Dataset items:

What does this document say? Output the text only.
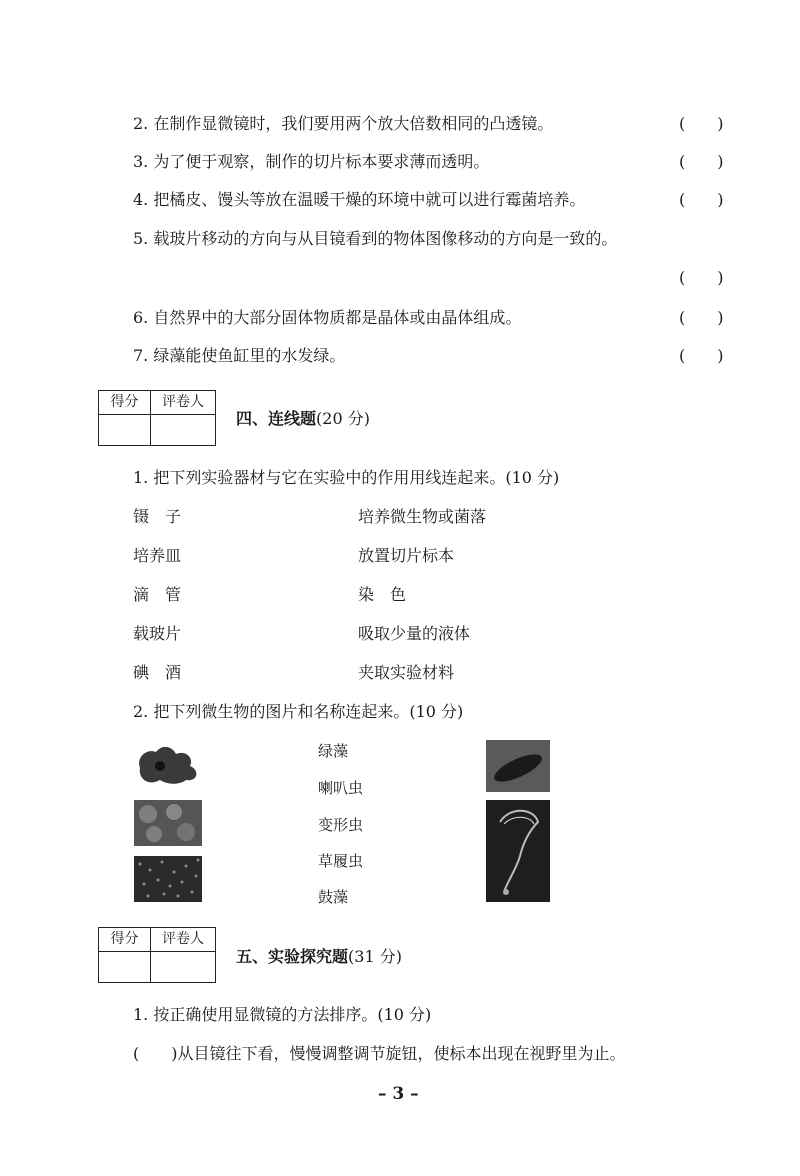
2. 在制作显微镜时，我们要用两个放大倍数相同的凸透镜。	(　　)
3. 为了便于观察，制作的切片标本要求薄而透明。	(　　)
4. 把橘皮、馒头等放在温暖干燥的环境中就可以进行霉菌培养。	(　　)
5. 载玻片移动的方向与从目镜看到的物体图像移动的方向是一致的。
(　　)
6. 自然界中的大部分固体物质都是晶体或由晶体组成。	(　　)
7. 绿藻能使鱼缸里的水发绿。	(　　)
得分	评卷人
四、连线题(20 分)
1. 把下列实验器材与它在实验中的作用用线连起来。(10 分)
镊　子	培养微生物或菌落
培养皿	放置切片标本
滴　管	染　色
载玻片	吸取少量的液体
碘　酒	夹取实验材料
2. 把下列微生物的图片和名称连起来。(10 分)
绿藻
喇叭虫
变形虫
草履虫
鼓藻
得分	评卷人
五、实验探究题(31 分)
1. 按正确使用显微镜的方法排序。(10 分)
(　　)从目镜往下看，慢慢调整调节旋钮，使标本出现在视野里为止。
– 3 –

What is being asked: Repeat the lines above exactly, and keep every picture out.

Right answer:
What does this document say? Output the text only.
2. 在制作显微镜时，我们要用两个放大倍数相同的凸透镜。	(　　)
3. 为了便于观察，制作的切片标本要求薄而透明。	(　　)
4. 把橘皮、馒头等放在温暖干燥的环境中就可以进行霉菌培养。	(　　)
5. 载玻片移动的方向与从目镜看到的物体图像移动的方向是一致的。
(　　)
6. 自然界中的大部分固体物质都是晶体或由晶体组成。	(　　)
7. 绿藻能使鱼缸里的水发绿。	(　　)
得分	评卷人
四、连线题(20 分)
1. 把下列实验器材与它在实验中的作用用线连起来。(10 分)
镊　子	培养微生物或菌落
培养皿	放置切片标本
滴　管	染　色
载玻片	吸取少量的液体
碘　酒	夹取实验材料
2. 把下列微生物的图片和名称连起来。(10 分)
绿藻
喇叭虫
变形虫
草履虫
鼓藻
得分	评卷人
五、实验探究题(31 分)
1. 按正确使用显微镜的方法排序。(10 分)
(　　)从目镜往下看，慢慢调整调节旋钮，使标本出现在视野里为止。
– 3 –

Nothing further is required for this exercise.